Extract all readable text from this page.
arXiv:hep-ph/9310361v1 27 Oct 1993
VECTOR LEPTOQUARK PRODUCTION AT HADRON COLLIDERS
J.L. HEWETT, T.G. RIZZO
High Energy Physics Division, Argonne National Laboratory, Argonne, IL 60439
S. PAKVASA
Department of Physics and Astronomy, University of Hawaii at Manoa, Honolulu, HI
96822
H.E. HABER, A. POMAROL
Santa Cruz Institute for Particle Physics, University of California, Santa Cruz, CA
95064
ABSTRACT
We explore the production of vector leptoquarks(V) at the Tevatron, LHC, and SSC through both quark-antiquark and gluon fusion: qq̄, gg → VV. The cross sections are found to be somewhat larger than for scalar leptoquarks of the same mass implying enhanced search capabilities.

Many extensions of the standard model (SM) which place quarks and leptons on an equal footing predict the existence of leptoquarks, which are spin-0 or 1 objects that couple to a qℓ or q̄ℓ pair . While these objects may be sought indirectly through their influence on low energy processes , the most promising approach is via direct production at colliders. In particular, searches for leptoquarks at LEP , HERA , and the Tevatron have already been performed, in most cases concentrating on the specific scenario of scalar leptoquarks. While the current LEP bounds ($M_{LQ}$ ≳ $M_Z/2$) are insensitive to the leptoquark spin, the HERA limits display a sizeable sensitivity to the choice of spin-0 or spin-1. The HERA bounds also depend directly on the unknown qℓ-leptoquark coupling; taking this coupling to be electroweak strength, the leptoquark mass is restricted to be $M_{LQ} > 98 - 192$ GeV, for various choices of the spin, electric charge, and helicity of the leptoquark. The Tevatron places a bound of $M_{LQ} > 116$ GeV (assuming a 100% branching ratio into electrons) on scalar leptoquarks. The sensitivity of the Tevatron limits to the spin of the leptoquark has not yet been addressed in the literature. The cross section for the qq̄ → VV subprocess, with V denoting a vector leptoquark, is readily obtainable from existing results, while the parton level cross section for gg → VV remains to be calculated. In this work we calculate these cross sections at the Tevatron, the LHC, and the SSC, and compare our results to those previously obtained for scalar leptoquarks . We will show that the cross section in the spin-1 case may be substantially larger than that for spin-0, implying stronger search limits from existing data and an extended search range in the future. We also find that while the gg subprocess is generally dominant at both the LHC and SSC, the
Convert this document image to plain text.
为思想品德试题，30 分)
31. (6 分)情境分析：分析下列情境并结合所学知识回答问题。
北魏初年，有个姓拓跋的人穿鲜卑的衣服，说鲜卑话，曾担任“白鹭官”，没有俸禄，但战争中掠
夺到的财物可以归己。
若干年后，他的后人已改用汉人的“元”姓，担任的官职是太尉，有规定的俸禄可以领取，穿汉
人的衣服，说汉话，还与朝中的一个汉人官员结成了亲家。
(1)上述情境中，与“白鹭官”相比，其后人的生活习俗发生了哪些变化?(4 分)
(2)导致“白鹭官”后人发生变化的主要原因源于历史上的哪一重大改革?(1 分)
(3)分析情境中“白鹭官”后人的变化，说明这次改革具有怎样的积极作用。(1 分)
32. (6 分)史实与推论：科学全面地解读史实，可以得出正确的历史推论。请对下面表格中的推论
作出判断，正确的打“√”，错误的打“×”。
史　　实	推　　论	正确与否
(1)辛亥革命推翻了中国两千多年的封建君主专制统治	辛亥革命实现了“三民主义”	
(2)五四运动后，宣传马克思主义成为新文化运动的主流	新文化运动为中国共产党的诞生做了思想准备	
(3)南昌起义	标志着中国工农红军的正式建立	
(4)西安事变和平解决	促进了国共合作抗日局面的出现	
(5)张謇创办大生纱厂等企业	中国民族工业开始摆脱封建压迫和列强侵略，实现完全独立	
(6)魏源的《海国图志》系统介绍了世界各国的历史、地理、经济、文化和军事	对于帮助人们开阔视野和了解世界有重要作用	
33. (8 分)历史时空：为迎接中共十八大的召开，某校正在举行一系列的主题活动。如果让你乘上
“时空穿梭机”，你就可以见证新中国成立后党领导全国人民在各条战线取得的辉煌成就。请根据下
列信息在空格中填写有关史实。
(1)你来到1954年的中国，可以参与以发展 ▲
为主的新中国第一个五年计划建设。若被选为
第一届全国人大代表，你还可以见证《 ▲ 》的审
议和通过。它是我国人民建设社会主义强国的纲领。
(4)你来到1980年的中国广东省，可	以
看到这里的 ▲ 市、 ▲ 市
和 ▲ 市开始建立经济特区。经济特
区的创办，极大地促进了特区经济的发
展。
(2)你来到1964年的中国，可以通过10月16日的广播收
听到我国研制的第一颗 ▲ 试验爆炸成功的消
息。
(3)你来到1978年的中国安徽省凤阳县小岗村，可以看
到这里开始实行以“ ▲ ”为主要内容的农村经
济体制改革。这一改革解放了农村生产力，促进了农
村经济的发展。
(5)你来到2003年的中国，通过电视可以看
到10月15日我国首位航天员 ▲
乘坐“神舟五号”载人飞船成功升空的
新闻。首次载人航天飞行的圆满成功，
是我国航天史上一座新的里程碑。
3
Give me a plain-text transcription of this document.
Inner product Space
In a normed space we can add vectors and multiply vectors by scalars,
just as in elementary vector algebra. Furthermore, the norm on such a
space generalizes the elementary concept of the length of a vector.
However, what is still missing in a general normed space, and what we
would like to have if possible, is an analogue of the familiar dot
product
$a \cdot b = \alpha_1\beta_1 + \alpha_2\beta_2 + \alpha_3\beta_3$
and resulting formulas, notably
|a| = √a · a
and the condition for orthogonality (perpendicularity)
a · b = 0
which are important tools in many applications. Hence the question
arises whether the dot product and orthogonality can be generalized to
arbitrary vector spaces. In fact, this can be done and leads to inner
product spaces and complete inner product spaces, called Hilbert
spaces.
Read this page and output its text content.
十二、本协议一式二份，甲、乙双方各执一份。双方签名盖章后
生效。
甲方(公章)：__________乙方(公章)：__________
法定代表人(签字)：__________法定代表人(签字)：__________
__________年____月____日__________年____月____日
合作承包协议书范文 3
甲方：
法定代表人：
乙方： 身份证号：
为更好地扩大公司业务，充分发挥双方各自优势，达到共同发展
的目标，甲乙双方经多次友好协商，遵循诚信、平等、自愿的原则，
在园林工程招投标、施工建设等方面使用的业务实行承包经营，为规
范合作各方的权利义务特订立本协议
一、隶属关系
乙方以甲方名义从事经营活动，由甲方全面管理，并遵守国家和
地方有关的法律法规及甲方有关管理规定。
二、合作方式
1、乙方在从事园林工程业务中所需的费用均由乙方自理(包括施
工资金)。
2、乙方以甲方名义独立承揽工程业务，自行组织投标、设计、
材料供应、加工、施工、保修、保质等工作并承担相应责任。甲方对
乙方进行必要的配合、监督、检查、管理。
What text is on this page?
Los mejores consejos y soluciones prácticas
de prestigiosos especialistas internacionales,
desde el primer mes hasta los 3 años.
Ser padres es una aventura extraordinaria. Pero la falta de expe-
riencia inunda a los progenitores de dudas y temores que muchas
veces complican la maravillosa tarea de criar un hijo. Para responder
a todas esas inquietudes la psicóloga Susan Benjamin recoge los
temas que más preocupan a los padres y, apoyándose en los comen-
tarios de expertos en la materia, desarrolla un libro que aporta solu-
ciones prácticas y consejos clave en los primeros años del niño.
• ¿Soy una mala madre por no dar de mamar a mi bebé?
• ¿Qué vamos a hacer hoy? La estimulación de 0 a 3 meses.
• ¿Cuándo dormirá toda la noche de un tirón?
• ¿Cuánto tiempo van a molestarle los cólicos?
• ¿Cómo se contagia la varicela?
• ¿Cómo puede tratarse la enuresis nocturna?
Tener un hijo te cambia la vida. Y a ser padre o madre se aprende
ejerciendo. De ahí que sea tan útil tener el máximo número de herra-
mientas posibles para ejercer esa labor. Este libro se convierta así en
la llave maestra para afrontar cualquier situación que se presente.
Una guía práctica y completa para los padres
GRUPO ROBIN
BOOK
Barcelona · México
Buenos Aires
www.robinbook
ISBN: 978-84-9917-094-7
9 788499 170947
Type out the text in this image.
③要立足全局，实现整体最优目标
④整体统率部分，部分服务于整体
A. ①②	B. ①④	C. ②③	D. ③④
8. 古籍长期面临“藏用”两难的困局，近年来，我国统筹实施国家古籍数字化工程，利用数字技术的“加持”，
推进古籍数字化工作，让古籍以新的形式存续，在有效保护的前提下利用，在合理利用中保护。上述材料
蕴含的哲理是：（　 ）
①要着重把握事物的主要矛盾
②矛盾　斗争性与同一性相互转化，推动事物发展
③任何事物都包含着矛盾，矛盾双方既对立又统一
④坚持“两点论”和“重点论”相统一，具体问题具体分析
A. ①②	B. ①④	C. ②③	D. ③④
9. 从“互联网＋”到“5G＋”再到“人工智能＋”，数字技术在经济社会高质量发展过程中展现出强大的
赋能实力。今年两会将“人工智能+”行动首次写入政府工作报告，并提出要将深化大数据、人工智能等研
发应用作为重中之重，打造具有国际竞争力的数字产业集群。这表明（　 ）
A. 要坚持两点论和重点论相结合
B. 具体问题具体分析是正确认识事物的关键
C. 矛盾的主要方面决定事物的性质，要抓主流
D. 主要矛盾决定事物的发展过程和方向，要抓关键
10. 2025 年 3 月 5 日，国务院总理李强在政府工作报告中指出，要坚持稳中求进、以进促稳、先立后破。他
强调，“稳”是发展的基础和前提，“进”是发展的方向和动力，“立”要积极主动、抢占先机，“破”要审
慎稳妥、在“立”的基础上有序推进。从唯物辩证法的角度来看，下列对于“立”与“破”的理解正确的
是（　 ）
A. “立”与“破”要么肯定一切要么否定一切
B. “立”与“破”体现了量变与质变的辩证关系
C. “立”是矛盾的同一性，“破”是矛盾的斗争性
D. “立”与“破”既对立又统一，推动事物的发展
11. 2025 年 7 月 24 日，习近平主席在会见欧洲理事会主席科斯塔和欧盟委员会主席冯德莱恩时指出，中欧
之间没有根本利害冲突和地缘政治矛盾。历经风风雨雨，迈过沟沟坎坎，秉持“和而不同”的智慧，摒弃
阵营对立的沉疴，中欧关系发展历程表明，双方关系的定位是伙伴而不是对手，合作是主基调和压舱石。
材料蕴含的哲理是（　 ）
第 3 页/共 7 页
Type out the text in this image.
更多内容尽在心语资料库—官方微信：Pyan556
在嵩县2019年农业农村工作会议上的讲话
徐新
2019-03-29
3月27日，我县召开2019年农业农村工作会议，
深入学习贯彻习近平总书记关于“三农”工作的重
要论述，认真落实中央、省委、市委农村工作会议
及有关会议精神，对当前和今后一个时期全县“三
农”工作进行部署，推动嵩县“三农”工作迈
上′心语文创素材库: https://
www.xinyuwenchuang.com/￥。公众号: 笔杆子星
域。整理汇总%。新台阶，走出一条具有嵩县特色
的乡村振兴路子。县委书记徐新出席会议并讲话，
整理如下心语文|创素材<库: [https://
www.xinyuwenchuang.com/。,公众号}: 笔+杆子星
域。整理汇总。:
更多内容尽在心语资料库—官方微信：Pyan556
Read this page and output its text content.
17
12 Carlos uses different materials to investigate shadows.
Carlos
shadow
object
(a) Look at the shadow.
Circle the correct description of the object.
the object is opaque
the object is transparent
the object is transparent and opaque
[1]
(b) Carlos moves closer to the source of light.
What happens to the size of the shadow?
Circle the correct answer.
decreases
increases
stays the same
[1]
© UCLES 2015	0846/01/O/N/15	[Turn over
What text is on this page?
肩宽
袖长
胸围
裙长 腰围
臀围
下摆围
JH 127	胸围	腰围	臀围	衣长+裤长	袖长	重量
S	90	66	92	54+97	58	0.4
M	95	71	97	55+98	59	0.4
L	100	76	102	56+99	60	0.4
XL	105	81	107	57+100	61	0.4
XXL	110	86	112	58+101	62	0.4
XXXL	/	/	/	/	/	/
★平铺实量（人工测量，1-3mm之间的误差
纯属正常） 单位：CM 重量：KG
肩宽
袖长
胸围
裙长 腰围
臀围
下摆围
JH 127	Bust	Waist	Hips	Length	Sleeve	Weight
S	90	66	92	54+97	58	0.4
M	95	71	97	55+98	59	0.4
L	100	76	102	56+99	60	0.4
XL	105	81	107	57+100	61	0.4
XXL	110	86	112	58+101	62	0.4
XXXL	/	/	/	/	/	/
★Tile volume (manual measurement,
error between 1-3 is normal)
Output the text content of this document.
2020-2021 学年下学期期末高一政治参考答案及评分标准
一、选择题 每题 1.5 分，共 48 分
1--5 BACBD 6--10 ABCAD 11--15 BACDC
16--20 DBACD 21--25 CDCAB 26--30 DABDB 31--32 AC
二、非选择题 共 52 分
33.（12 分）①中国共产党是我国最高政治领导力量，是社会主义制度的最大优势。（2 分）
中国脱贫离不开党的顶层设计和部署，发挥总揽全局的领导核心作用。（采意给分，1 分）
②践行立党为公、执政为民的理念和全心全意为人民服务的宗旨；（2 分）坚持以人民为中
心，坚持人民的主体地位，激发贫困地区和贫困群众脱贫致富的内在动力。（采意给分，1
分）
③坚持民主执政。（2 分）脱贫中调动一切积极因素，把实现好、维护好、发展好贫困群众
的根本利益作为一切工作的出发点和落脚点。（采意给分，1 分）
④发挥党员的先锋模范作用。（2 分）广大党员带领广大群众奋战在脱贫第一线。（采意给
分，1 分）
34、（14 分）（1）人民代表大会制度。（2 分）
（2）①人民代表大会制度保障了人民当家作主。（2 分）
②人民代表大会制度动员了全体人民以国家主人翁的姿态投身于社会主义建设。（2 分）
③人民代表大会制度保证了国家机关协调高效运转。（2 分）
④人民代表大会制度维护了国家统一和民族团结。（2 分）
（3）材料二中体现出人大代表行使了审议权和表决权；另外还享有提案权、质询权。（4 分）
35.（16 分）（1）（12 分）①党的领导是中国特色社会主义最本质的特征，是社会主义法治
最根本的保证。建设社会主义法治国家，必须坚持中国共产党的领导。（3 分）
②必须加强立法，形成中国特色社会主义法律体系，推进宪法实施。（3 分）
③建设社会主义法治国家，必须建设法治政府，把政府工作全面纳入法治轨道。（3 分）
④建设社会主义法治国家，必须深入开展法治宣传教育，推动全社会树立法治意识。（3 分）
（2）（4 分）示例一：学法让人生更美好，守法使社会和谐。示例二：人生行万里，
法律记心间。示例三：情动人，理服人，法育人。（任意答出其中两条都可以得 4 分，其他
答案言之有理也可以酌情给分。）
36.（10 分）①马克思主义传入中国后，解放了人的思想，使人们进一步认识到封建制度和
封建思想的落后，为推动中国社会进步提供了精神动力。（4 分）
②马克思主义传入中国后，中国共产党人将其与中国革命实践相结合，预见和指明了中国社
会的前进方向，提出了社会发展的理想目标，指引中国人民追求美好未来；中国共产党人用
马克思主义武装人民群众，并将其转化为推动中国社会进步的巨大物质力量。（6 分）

☆ ☆ ☆ ☆ ☆

Repeat only the lines running from the line that contains "Output the text content of this document." through the last line above, inclusive.

Output the text content of this document.
2020-2021 学年下学期期末高一政治参考答案及评分标准
一、选择题 每题 1.5 分，共 48 分
1--5 BACBD 6--10 ABCAD 11--15 BACDC
16--20 DBACD 21--25 CDCAB 26--30 DABDB 31--32 AC
二、非选择题 共 52 分
33.（12 分）①中国共产党是我国最高政治领导力量，是社会主义制度的最大优势。（2 分）
中国脱贫离不开党的顶层设计和部署，发挥总揽全局的领导核心作用。（采意给分，1 分）
②践行立党为公、执政为民的理念和全心全意为人民服务的宗旨；（2 分）坚持以人民为中
心，坚持人民的主体地位，激发贫困地区和贫困群众脱贫致富的内在动力。（采意给分，1
分）
③坚持民主执政。（2 分）脱贫中调动一切积极因素，把实现好、维护好、发展好贫困群众
的根本利益作为一切工作的出发点和落脚点。（采意给分，1 分）
④发挥党员的先锋模范作用。（2 分）广大党员带领广大群众奋战在脱贫第一线。（采意给
分，1 分）
34、（14 分）（1）人民代表大会制度。（2 分）
（2）①人民代表大会制度保障了人民当家作主。（2 分）
②人民代表大会制度动员了全体人民以国家主人翁的姿态投身于社会主义建设。（2 分）
③人民代表大会制度保证了国家机关协调高效运转。（2 分）
④人民代表大会制度维护了国家统一和民族团结。（2 分）
（3）材料二中体现出人大代表行使了审议权和表决权；另外还享有提案权、质询权。（4 分）
35.（16 分）（1）（12 分）①党的领导是中国特色社会主义最本质的特征，是社会主义法治
最根本的保证。建设社会主义法治国家，必须坚持中国共产党的领导。（3 分）
②必须加强立法，形成中国特色社会主义法律体系，推进宪法实施。（3 分）
③建设社会主义法治国家，必须建设法治政府，把政府工作全面纳入法治轨道。（3 分）
④建设社会主义法治国家，必须深入开展法治宣传教育，推动全社会树立法治意识。（3 分）
（2）（4 分）示例一：学法让人生更美好，守法使社会和谐。示例二：人生行万里，
法律记心间。示例三：情动人，理服人，法育人。（任意答出其中两条都可以得 4 分，其他
答案言之有理也可以酌情给分。）
36.（10 分）①马克思主义传入中国后，解放了人的思想，使人们进一步认识到封建制度和
封建思想的落后，为推动中国社会进步提供了精神动力。（4 分）
②马克思主义传入中国后，中国共产党人将其与中国革命实践相结合，预见和指明了中国社
会的前进方向，提出了社会发展的理想目标，指引中国人民追求美好未来；中国共产党人用
马克思主义武装人民群众，并将其转化为推动中国社会进步的巨大物质力量。（6 分）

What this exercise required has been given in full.